(Dataset records)
·····

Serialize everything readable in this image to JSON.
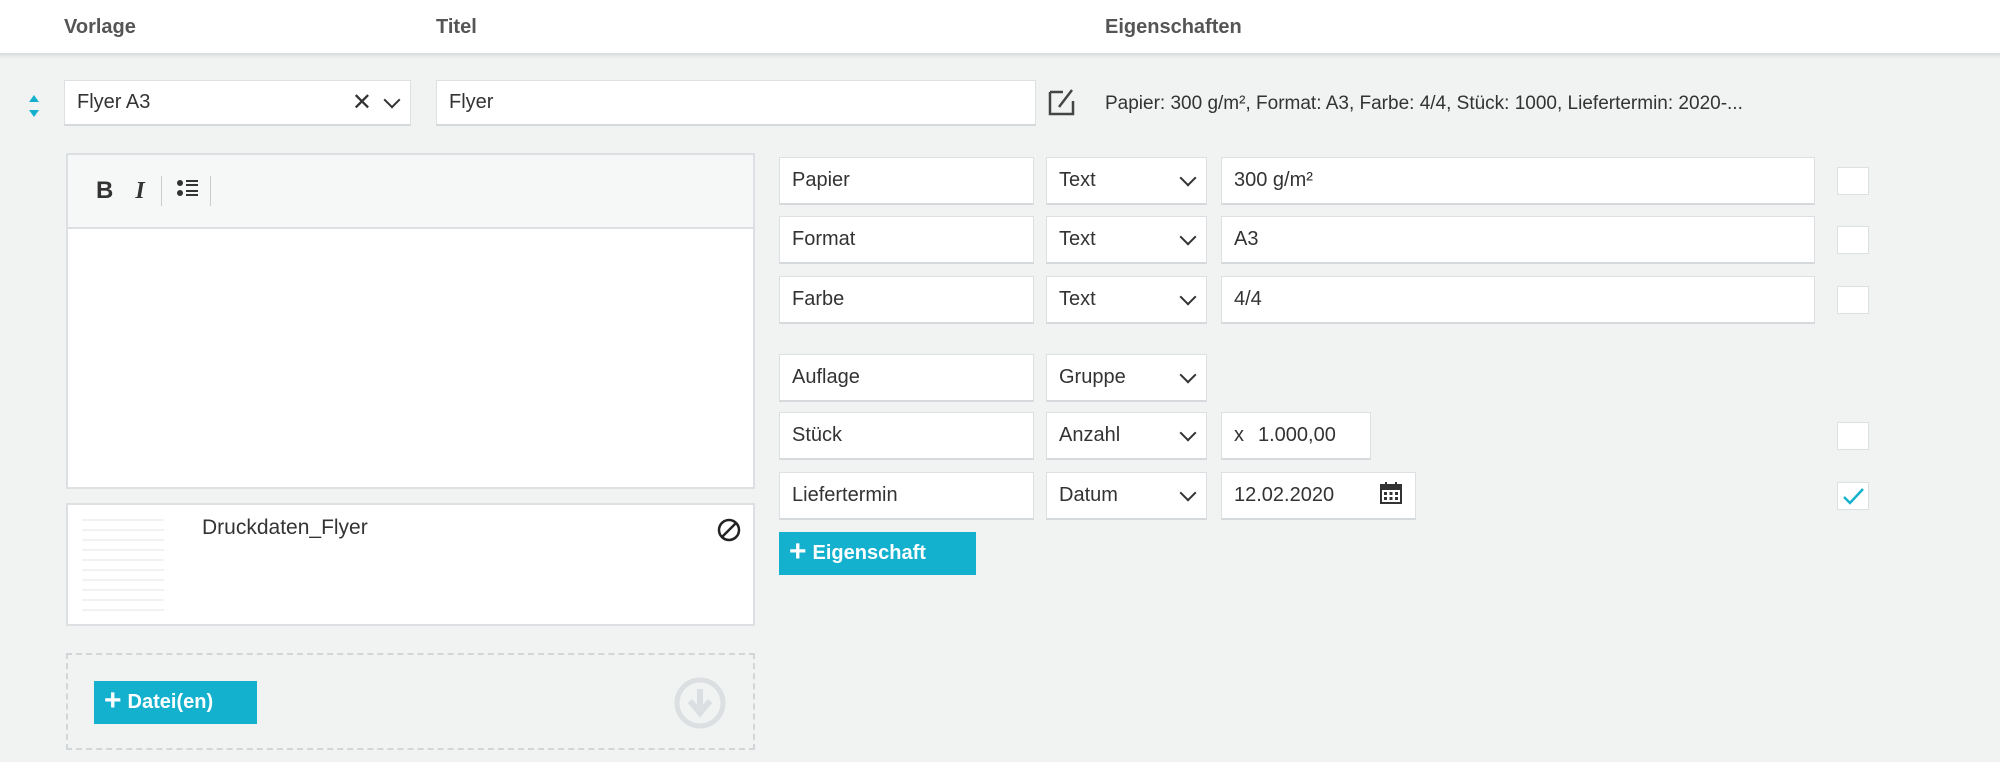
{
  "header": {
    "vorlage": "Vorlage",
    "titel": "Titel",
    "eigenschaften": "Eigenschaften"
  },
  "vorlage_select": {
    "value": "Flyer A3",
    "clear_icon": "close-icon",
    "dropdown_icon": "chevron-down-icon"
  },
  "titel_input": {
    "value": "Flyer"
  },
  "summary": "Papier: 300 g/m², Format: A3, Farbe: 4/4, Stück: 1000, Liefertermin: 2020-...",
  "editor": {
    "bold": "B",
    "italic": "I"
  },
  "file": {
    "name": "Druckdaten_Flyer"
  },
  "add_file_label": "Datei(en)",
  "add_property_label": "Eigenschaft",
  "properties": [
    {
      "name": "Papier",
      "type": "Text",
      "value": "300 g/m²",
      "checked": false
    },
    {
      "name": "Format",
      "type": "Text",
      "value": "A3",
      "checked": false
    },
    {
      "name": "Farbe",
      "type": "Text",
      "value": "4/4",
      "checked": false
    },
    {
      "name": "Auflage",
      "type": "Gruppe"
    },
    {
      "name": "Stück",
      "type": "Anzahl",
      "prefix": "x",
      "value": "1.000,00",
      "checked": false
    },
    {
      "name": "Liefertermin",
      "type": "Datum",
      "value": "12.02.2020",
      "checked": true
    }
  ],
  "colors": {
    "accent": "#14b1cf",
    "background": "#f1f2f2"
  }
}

·····

● Task goal:
Find how many lines hold the string "Stück", and state that number alone.

● Result of the exercise:
2